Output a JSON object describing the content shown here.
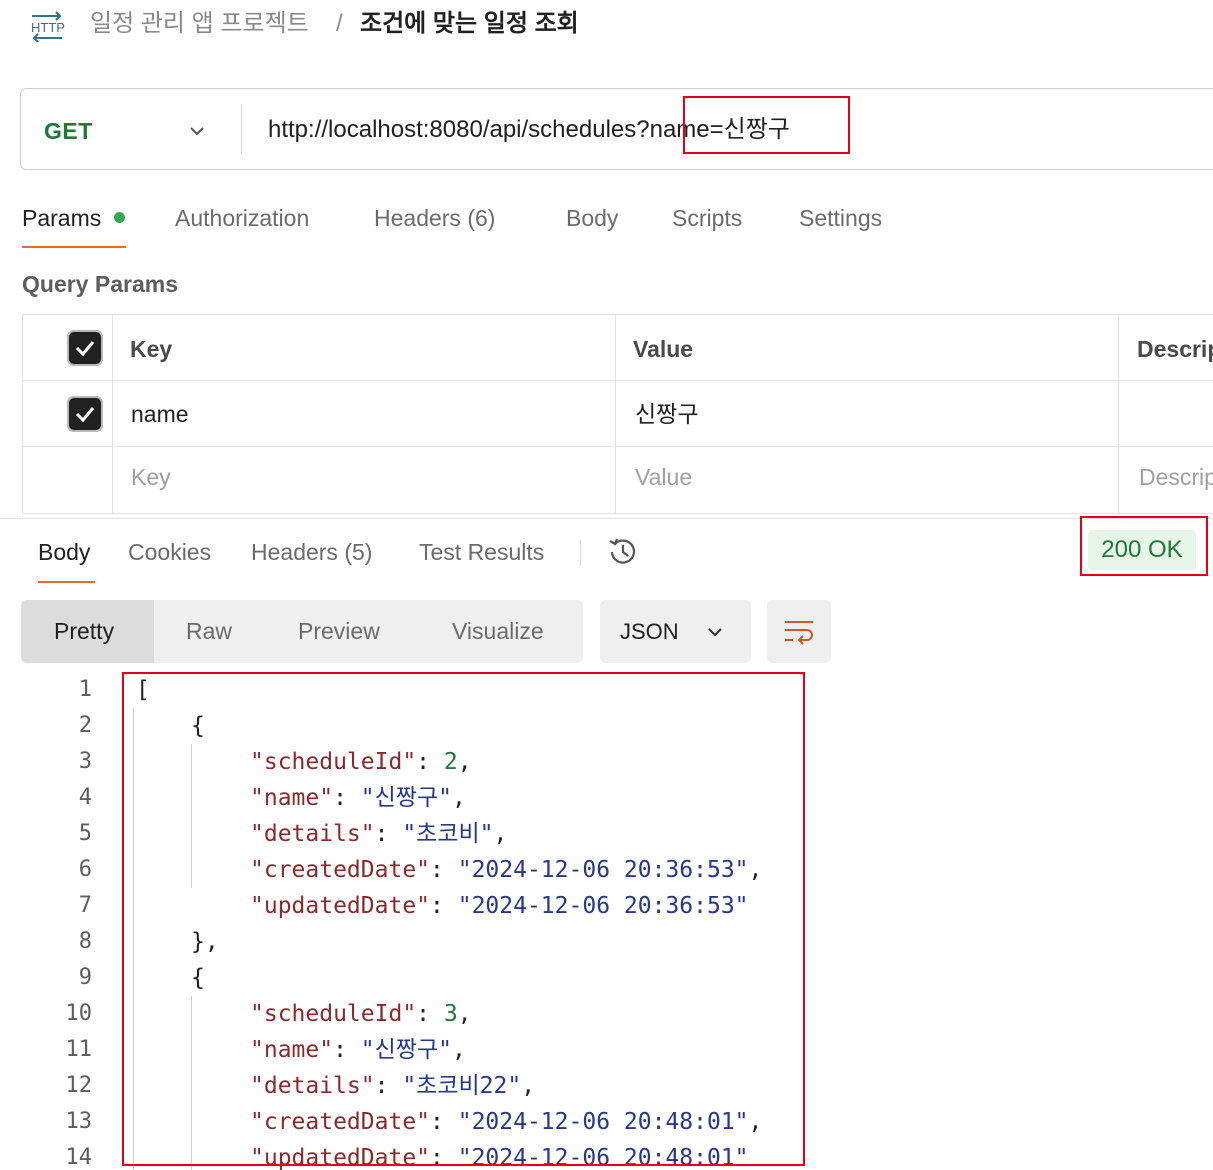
{
  "breadcrumb": {
    "icon_label": "HTTP",
    "parent": "일정 관리 앱 프로젝트",
    "separator": "/",
    "current": "조건에 맞는 일정 조회"
  },
  "request": {
    "method": "GET",
    "url": "http://localhost:8080/api/schedules?name=신짱구"
  },
  "request_tabs": {
    "params": "Params",
    "authorization": "Authorization",
    "headers": "Headers (6)",
    "body": "Body",
    "scripts": "Scripts",
    "settings": "Settings"
  },
  "query_params": {
    "title": "Query Params",
    "headers": {
      "key": "Key",
      "value": "Value",
      "description": "Descrip"
    },
    "rows": [
      {
        "key": "name",
        "value": "신짱구",
        "checked": true
      }
    ],
    "placeholders": {
      "key": "Key",
      "value": "Value",
      "description": "Descrip"
    }
  },
  "response_tabs": {
    "body": "Body",
    "cookies": "Cookies",
    "headers": "Headers (5)",
    "test_results": "Test Results"
  },
  "status": "200 OK",
  "format": {
    "pretty": "Pretty",
    "raw": "Raw",
    "preview": "Preview",
    "visualize": "Visualize",
    "language": "JSON"
  },
  "code": {
    "line_numbers": [
      "1",
      "2",
      "3",
      "4",
      "5",
      "6",
      "7",
      "8",
      "9",
      "10",
      "11",
      "12",
      "13",
      "14"
    ],
    "lines": {
      "l1": "[",
      "l2": "{",
      "l3": {
        "key": "\"scheduleId\"",
        "sep": ": ",
        "value": "2",
        "end": ","
      },
      "l4": {
        "key": "\"name\"",
        "sep": ": ",
        "value": "\"신짱구\"",
        "end": ","
      },
      "l5": {
        "key": "\"details\"",
        "sep": ": ",
        "value": "\"초코비\"",
        "end": ","
      },
      "l6": {
        "key": "\"createdDate\"",
        "sep": ": ",
        "value": "\"2024-12-06 20:36:53\"",
        "end": ","
      },
      "l7": {
        "key": "\"updatedDate\"",
        "sep": ": ",
        "value": "\"2024-12-06 20:36:53\"",
        "end": ""
      },
      "l8": "},",
      "l9": "{",
      "l10": {
        "key": "\"scheduleId\"",
        "sep": ": ",
        "value": "3",
        "end": ","
      },
      "l11": {
        "key": "\"name\"",
        "sep": ": ",
        "value": "\"신짱구\"",
        "end": ","
      },
      "l12": {
        "key": "\"details\"",
        "sep": ": ",
        "value": "\"초코비22\"",
        "end": ","
      },
      "l13": {
        "key": "\"createdDate\"",
        "sep": ": ",
        "value": "\"2024-12-06 20:48:01\"",
        "end": ","
      },
      "l14": {
        "key": "\"updatedDate\"",
        "sep": ": ",
        "value": "\"2024-12-06 20:48:01\"",
        "end": ""
      }
    }
  },
  "colors": {
    "accent": "#e86a2c",
    "method": "#1e7a36",
    "status_bg": "#e7f5e9",
    "highlight": "#e0001a"
  }
}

*****

• Task directions: Leave every image out, and retype the material exactly.

• Response:
Output a JSON object describing the content shown here.
{
  "breadcrumb": {
    "icon_label": "HTTP",
    "parent": "일정 관리 앱 프로젝트",
    "separator": "/",
    "current": "조건에 맞는 일정 조회"
  },
  "request": {
    "method": "GET",
    "url": "http://localhost:8080/api/schedules?name=신짱구"
  },
  "request_tabs": {
    "params": "Params",
    "authorization": "Authorization",
    "headers": "Headers (6)",
    "body": "Body",
    "scripts": "Scripts",
    "settings": "Settings"
  },
  "query_params": {
    "title": "Query Params",
    "headers": {
      "key": "Key",
      "value": "Value",
      "description": "Descrip"
    },
    "rows": [
      {
        "key": "name",
        "value": "신짱구",
        "checked": true
      }
    ],
    "placeholders": {
      "key": "Key",
      "value": "Value",
      "description": "Descrip"
    }
  },
  "response_tabs": {
    "body": "Body",
    "cookies": "Cookies",
    "headers": "Headers (5)",
    "test_results": "Test Results"
  },
  "status": "200 OK",
  "format": {
    "pretty": "Pretty",
    "raw": "Raw",
    "preview": "Preview",
    "visualize": "Visualize",
    "language": "JSON"
  },
  "code": {
    "line_numbers": [
      "1",
      "2",
      "3",
      "4",
      "5",
      "6",
      "7",
      "8",
      "9",
      "10",
      "11",
      "12",
      "13",
      "14"
    ],
    "lines": {
      "l1": "[",
      "l2": "{",
      "l3": {
        "key": "\"scheduleId\"",
        "sep": ": ",
        "value": "2",
        "end": ","
      },
      "l4": {
        "key": "\"name\"",
        "sep": ": ",
        "value": "\"신짱구\"",
        "end": ","
      },
      "l5": {
        "key": "\"details\"",
        "sep": ": ",
        "value": "\"초코비\"",
        "end": ","
      },
      "l6": {
        "key": "\"createdDate\"",
        "sep": ": ",
        "value": "\"2024-12-06 20:36:53\"",
        "end": ","
      },
      "l7": {
        "key": "\"updatedDate\"",
        "sep": ": ",
        "value": "\"2024-12-06 20:36:53\"",
        "end": ""
      },
      "l8": "},",
      "l9": "{",
      "l10": {
        "key": "\"scheduleId\"",
        "sep": ": ",
        "value": "3",
        "end": ","
      },
      "l11": {
        "key": "\"name\"",
        "sep": ": ",
        "value": "\"신짱구\"",
        "end": ","
      },
      "l12": {
        "key": "\"details\"",
        "sep": ": ",
        "value": "\"초코비22\"",
        "end": ","
      },
      "l13": {
        "key": "\"createdDate\"",
        "sep": ": ",
        "value": "\"2024-12-06 20:48:01\"",
        "end": ","
      },
      "l14": {
        "key": "\"updatedDate\"",
        "sep": ": ",
        "value": "\"2024-12-06 20:48:01\"",
        "end": ""
      }
    }
  },
  "colors": {
    "accent": "#e86a2c",
    "method": "#1e7a36",
    "status_bg": "#e7f5e9",
    "highlight": "#e0001a"
  }
}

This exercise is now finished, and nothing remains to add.